What the task asks
Quote every line below exactly as it reads.

[Dataset items]

----------------

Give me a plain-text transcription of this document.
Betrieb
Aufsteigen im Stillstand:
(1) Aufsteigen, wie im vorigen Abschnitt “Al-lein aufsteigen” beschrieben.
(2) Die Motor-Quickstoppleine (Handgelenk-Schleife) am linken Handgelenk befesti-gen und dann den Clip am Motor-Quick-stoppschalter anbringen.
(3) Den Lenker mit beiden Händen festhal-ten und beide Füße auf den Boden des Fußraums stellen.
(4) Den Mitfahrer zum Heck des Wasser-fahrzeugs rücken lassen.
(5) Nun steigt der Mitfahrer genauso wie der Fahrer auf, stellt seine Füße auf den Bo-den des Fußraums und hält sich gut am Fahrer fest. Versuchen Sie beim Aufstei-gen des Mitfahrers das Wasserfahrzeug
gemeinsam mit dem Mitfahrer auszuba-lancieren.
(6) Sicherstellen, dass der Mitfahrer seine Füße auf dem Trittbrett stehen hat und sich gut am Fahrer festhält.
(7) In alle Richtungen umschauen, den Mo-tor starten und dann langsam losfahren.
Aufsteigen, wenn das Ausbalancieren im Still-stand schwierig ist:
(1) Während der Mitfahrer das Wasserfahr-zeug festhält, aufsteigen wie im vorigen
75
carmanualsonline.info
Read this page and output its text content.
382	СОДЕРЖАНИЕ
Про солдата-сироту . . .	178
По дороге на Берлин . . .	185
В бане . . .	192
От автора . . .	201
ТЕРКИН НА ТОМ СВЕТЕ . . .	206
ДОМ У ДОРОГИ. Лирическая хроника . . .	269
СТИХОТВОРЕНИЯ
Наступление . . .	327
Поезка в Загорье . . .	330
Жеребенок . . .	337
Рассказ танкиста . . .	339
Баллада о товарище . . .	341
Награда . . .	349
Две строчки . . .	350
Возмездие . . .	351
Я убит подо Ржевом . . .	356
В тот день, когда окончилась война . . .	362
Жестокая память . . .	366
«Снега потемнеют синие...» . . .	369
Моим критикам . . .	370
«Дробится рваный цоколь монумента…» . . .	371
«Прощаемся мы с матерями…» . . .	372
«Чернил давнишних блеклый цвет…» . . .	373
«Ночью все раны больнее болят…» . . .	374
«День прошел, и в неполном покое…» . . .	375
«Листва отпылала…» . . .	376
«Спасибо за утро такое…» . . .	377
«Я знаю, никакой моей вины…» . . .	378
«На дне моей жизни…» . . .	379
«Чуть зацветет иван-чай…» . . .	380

----------------

Written response
Give me a plain-text transcription of this document.
Betrieb
Aufsteigen im Stillstand:
(1) Aufsteigen, wie im vorigen Abschnitt “Al-lein aufsteigen” beschrieben.
(2) Die Motor-Quickstoppleine (Handgelenk-Schleife) am linken Handgelenk befesti-gen und dann den Clip am Motor-Quick-stoppschalter anbringen.
(3) Den Lenker mit beiden Händen festhal-ten und beide Füße auf den Boden des Fußraums stellen.
(4) Den Mitfahrer zum Heck des Wasser-fahrzeugs rücken lassen.
(5) Nun steigt der Mitfahrer genauso wie der Fahrer auf, stellt seine Füße auf den Bo-den des Fußraums und hält sich gut am Fahrer fest. Versuchen Sie beim Aufstei-gen des Mitfahrers das Wasserfahrzeug
gemeinsam mit dem Mitfahrer auszuba-lancieren.
(6) Sicherstellen, dass der Mitfahrer seine Füße auf dem Trittbrett stehen hat und sich gut am Fahrer festhält.
(7) In alle Richtungen umschauen, den Mo-tor starten und dann langsam losfahren.
Aufsteigen, wenn das Ausbalancieren im Still-stand schwierig ist:
(1) Während der Mitfahrer das Wasserfahr-zeug festhält, aufsteigen wie im vorigen
75
carmanualsonline.info
Read this page and output its text content.
382	СОДЕРЖАНИЕ
Про солдата-сироту . . .	178
По дороге на Берлин . . .	185
В бане . . .	192
От автора . . .	201
ТЕРКИН НА ТОМ СВЕТЕ . . .	206
ДОМ У ДОРОГИ. Лирическая хроника . . .	269
СТИХОТВОРЕНИЯ
Наступление . . .	327
Поезка в Загорье . . .	330
Жеребенок . . .	337
Рассказ танкиста . . .	339
Баллада о товарище . . .	341
Награда . . .	349
Две строчки . . .	350
Возмездие . . .	351
Я убит подо Ржевом . . .	356
В тот день, когда окончилась война . . .	362
Жестокая память . . .	366
«Снега потемнеют синие...» . . .	369
Моим критикам . . .	370
«Дробится рваный цоколь монумента…» . . .	371
«Прощаемся мы с матерями…» . . .	372
«Чернил давнишних блеклый цвет…» . . .	373
«Ночью все раны больнее болят…» . . .	374
«День прошел, и в неполном покое…» . . .	375
«Листва отпылала…» . . .	376
«Спасибо за утро такое…» . . .	377
«Я знаю, никакой моей вины…» . . .	378
«На дне моей жизни…» . . .	379
«Чуть зацветет иван-чай…» . . .	380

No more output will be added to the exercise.